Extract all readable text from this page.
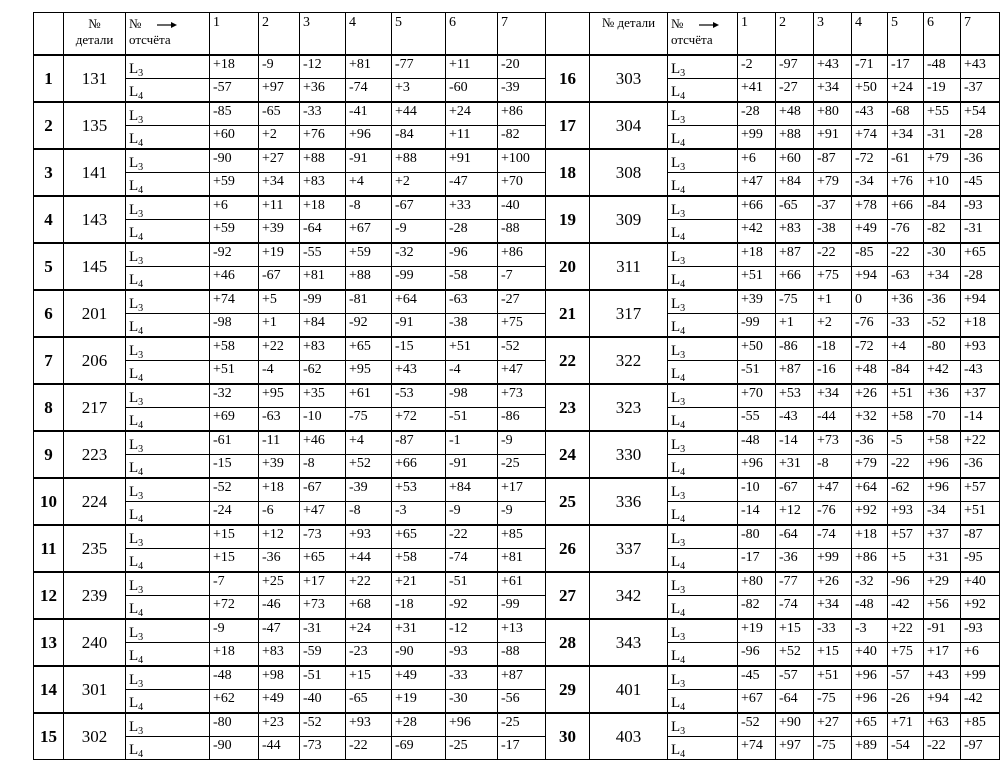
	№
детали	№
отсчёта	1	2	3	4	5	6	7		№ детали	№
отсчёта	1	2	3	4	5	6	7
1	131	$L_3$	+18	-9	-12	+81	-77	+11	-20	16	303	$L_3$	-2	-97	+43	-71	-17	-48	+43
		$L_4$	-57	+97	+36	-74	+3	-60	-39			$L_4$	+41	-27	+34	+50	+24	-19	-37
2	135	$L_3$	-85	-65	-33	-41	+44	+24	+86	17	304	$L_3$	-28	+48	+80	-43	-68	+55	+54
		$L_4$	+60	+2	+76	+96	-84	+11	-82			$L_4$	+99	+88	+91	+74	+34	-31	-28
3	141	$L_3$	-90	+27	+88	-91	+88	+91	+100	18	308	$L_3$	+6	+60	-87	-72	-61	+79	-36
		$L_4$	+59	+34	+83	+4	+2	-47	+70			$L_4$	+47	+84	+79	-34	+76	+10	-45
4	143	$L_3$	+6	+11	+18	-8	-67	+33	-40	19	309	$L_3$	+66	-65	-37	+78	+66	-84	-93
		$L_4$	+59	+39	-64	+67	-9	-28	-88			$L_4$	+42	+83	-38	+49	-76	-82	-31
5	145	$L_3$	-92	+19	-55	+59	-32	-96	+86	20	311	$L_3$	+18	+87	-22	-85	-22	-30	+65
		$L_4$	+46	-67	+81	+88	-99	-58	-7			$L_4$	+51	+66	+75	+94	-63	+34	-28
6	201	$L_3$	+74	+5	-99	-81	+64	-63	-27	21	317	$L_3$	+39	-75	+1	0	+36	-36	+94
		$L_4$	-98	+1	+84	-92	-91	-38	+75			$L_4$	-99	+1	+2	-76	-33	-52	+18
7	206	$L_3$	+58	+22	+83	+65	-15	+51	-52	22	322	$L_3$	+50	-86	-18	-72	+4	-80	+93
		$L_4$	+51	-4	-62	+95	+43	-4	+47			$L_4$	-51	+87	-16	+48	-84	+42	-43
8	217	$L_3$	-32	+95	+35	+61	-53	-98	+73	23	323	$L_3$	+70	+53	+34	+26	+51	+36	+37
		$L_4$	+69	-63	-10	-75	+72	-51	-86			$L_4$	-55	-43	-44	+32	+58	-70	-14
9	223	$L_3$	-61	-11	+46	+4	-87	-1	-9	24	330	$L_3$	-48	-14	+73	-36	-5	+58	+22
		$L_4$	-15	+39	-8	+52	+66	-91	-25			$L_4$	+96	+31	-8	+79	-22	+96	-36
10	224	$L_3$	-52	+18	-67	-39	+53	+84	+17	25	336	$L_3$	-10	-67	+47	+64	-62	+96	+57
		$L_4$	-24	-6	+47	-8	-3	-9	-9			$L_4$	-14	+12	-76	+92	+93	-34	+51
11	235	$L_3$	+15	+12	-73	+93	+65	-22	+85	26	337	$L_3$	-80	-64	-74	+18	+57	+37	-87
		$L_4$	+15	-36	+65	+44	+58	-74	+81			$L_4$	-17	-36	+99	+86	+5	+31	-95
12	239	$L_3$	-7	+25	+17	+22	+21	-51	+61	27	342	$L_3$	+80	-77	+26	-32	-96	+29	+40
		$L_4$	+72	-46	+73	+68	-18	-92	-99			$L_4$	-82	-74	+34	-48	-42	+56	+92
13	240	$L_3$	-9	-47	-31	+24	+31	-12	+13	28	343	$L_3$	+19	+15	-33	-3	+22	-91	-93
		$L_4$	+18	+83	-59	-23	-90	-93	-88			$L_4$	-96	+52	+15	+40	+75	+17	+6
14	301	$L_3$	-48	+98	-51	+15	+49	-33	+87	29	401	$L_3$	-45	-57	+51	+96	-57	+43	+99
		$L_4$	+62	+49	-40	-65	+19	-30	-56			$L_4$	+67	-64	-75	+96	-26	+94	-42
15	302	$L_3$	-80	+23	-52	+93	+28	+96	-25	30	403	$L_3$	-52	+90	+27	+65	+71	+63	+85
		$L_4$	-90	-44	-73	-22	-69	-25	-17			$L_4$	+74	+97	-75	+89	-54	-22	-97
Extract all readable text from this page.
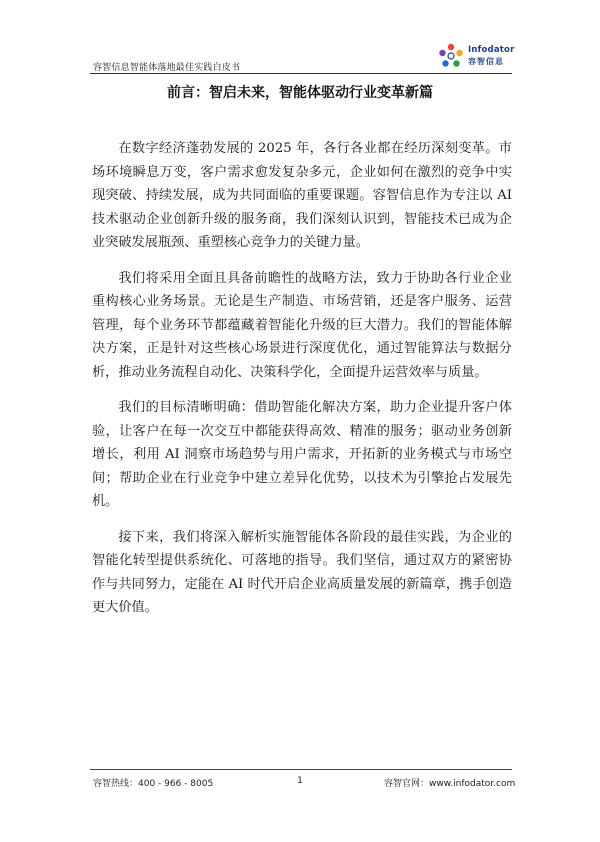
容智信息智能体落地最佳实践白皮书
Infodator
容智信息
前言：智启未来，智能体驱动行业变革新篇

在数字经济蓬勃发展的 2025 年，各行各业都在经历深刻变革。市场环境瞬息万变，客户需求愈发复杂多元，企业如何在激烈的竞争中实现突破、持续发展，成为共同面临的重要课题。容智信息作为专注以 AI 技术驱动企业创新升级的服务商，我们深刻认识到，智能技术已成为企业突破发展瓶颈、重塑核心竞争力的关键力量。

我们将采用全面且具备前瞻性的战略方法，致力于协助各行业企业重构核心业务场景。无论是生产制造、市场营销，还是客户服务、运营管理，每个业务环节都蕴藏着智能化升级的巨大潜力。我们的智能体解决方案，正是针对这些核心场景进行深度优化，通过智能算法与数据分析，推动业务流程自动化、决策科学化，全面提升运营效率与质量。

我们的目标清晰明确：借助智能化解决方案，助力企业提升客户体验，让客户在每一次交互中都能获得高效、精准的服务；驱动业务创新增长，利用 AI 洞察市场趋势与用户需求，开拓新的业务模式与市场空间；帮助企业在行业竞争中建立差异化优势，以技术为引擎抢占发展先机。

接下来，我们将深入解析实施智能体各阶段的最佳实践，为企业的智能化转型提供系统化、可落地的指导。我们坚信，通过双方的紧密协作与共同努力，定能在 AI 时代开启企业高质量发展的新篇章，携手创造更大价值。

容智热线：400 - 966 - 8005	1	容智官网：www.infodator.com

> _Written problem_
Transcribe the records above exactly, omitting every picture they contain.

> _Solution_
Extract all readable text from this page.
	№
детали	№
отсчёта	1	2	3	4	5	6	7		№ детали	№
отсчёта	1	2	3	4	5	6	7
1	131	$L_3$	+18	-9	-12	+81	-77	+11	-20	16	303	$L_3$	-2	-97	+43	-71	-17	-48	+43
		$L_4$	-57	+97	+36	-74	+3	-60	-39			$L_4$	+41	-27	+34	+50	+24	-19	-37
2	135	$L_3$	-85	-65	-33	-41	+44	+24	+86	17	304	$L_3$	-28	+48	+80	-43	-68	+55	+54
		$L_4$	+60	+2	+76	+96	-84	+11	-82			$L_4$	+99	+88	+91	+74	+34	-31	-28
3	141	$L_3$	-90	+27	+88	-91	+88	+91	+100	18	308	$L_3$	+6	+60	-87	-72	-61	+79	-36
		$L_4$	+59	+34	+83	+4	+2	-47	+70			$L_4$	+47	+84	+79	-34	+76	+10	-45
4	143	$L_3$	+6	+11	+18	-8	-67	+33	-40	19	309	$L_3$	+66	-65	-37	+78	+66	-84	-93
		$L_4$	+59	+39	-64	+67	-9	-28	-88			$L_4$	+42	+83	-38	+49	-76	-82	-31
5	145	$L_3$	-92	+19	-55	+59	-32	-96	+86	20	311	$L_3$	+18	+87	-22	-85	-22	-30	+65
		$L_4$	+46	-67	+81	+88	-99	-58	-7			$L_4$	+51	+66	+75	+94	-63	+34	-28
6	201	$L_3$	+74	+5	-99	-81	+64	-63	-27	21	317	$L_3$	+39	-75	+1	0	+36	-36	+94
		$L_4$	-98	+1	+84	-92	-91	-38	+75			$L_4$	-99	+1	+2	-76	-33	-52	+18
7	206	$L_3$	+58	+22	+83	+65	-15	+51	-52	22	322	$L_3$	+50	-86	-18	-72	+4	-80	+93
		$L_4$	+51	-4	-62	+95	+43	-4	+47			$L_4$	-51	+87	-16	+48	-84	+42	-43
8	217	$L_3$	-32	+95	+35	+61	-53	-98	+73	23	323	$L_3$	+70	+53	+34	+26	+51	+36	+37
		$L_4$	+69	-63	-10	-75	+72	-51	-86			$L_4$	-55	-43	-44	+32	+58	-70	-14
9	223	$L_3$	-61	-11	+46	+4	-87	-1	-9	24	330	$L_3$	-48	-14	+73	-36	-5	+58	+22
		$L_4$	-15	+39	-8	+52	+66	-91	-25			$L_4$	+96	+31	-8	+79	-22	+96	-36
10	224	$L_3$	-52	+18	-67	-39	+53	+84	+17	25	336	$L_3$	-10	-67	+47	+64	-62	+96	+57
		$L_4$	-24	-6	+47	-8	-3	-9	-9			$L_4$	-14	+12	-76	+92	+93	-34	+51
11	235	$L_3$	+15	+12	-73	+93	+65	-22	+85	26	337	$L_3$	-80	-64	-74	+18	+57	+37	-87
		$L_4$	+15	-36	+65	+44	+58	-74	+81			$L_4$	-17	-36	+99	+86	+5	+31	-95
12	239	$L_3$	-7	+25	+17	+22	+21	-51	+61	27	342	$L_3$	+80	-77	+26	-32	-96	+29	+40
		$L_4$	+72	-46	+73	+68	-18	-92	-99			$L_4$	-82	-74	+34	-48	-42	+56	+92
13	240	$L_3$	-9	-47	-31	+24	+31	-12	+13	28	343	$L_3$	+19	+15	-33	-3	+22	-91	-93
		$L_4$	+18	+83	-59	-23	-90	-93	-88			$L_4$	-96	+52	+15	+40	+75	+17	+6
14	301	$L_3$	-48	+98	-51	+15	+49	-33	+87	29	401	$L_3$	-45	-57	+51	+96	-57	+43	+99
		$L_4$	+62	+49	-40	-65	+19	-30	-56			$L_4$	+67	-64	-75	+96	-26	+94	-42
15	302	$L_3$	-80	+23	-52	+93	+28	+96	-25	30	403	$L_3$	-52	+90	+27	+65	+71	+63	+85
		$L_4$	-90	-44	-73	-22	-69	-25	-17			$L_4$	+74	+97	-75	+89	-54	-22	-97
Extract all readable text from this page.
容智信息智能体落地最佳实践白皮书
Infodator
容智信息
前言：智启未来，智能体驱动行业变革新篇

在数字经济蓬勃发展的 2025 年，各行各业都在经历深刻变革。市场环境瞬息万变，客户需求愈发复杂多元，企业如何在激烈的竞争中实现突破、持续发展，成为共同面临的重要课题。容智信息作为专注以 AI 技术驱动企业创新升级的服务商，我们深刻认识到，智能技术已成为企业突破发展瓶颈、重塑核心竞争力的关键力量。

我们将采用全面且具备前瞻性的战略方法，致力于协助各行业企业重构核心业务场景。无论是生产制造、市场营销，还是客户服务、运营管理，每个业务环节都蕴藏着智能化升级的巨大潜力。我们的智能体解决方案，正是针对这些核心场景进行深度优化，通过智能算法与数据分析，推动业务流程自动化、决策科学化，全面提升运营效率与质量。

我们的目标清晰明确：借助智能化解决方案，助力企业提升客户体验，让客户在每一次交互中都能获得高效、精准的服务；驱动业务创新增长，利用 AI 洞察市场趋势与用户需求，开拓新的业务模式与市场空间；帮助企业在行业竞争中建立差异化优势，以技术为引擎抢占发展先机。

接下来，我们将深入解析实施智能体各阶段的最佳实践，为企业的智能化转型提供系统化、可落地的指导。我们坚信，通过双方的紧密协作与共同努力，定能在 AI 时代开启企业高质量发展的新篇章，携手创造更大价值。

容智热线：400 - 966 - 8005	1	容智官网：www.infodator.com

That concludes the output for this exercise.